- PROBLEM TO SOLVE
Where does the string "name" appear in the records? Copy every line that contains it.
** begin DATA LINES **
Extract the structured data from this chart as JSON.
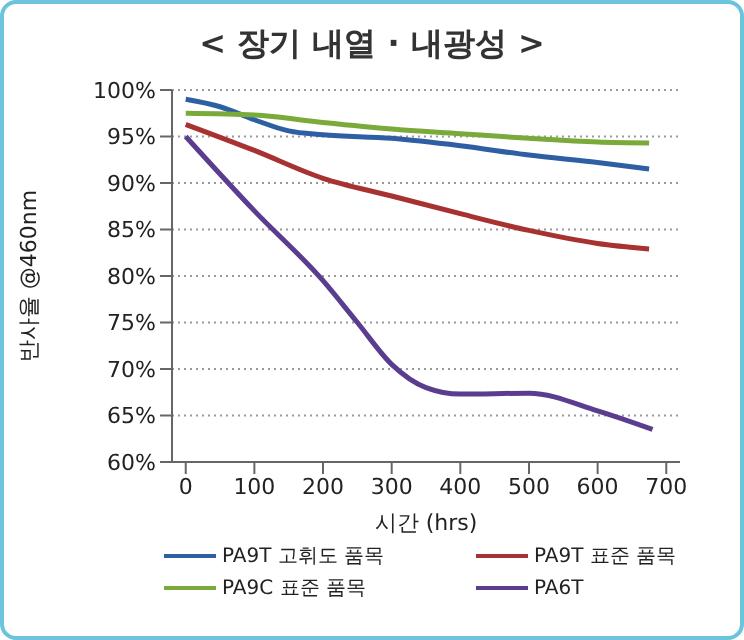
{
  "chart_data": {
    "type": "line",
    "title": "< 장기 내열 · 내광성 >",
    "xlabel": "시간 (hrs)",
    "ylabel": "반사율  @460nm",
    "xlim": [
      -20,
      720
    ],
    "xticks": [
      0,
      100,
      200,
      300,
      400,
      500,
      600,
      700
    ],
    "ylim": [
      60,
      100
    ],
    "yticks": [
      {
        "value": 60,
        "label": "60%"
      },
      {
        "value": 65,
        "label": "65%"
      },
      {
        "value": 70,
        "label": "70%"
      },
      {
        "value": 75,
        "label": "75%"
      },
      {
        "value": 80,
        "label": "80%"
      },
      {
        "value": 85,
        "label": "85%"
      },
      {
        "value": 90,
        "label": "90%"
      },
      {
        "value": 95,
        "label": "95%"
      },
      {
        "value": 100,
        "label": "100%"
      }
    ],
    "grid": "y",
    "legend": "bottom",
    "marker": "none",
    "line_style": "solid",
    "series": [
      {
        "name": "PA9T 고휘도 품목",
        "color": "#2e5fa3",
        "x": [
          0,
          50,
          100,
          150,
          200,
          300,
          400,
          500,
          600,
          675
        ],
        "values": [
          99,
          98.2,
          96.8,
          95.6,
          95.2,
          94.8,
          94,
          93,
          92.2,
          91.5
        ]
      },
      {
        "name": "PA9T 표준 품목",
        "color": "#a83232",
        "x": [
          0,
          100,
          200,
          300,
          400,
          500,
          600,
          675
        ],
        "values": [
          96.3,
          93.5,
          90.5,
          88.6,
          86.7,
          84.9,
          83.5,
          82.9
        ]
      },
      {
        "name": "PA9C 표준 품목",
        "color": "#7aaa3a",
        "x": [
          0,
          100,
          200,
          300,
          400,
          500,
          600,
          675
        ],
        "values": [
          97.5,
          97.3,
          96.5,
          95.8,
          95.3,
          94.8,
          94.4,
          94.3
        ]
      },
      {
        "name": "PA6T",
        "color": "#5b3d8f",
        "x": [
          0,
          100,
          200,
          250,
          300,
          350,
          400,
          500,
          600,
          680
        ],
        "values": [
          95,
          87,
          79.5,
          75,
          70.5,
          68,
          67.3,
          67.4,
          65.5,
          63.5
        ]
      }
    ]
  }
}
** end DATA LINES **
- TASK RESULT
        "name": "PA9T 고휘도 품목",
        "name": "PA9T 표준 품목",
        "name": "PA9C 표준 품목",
        "name": "PA6T",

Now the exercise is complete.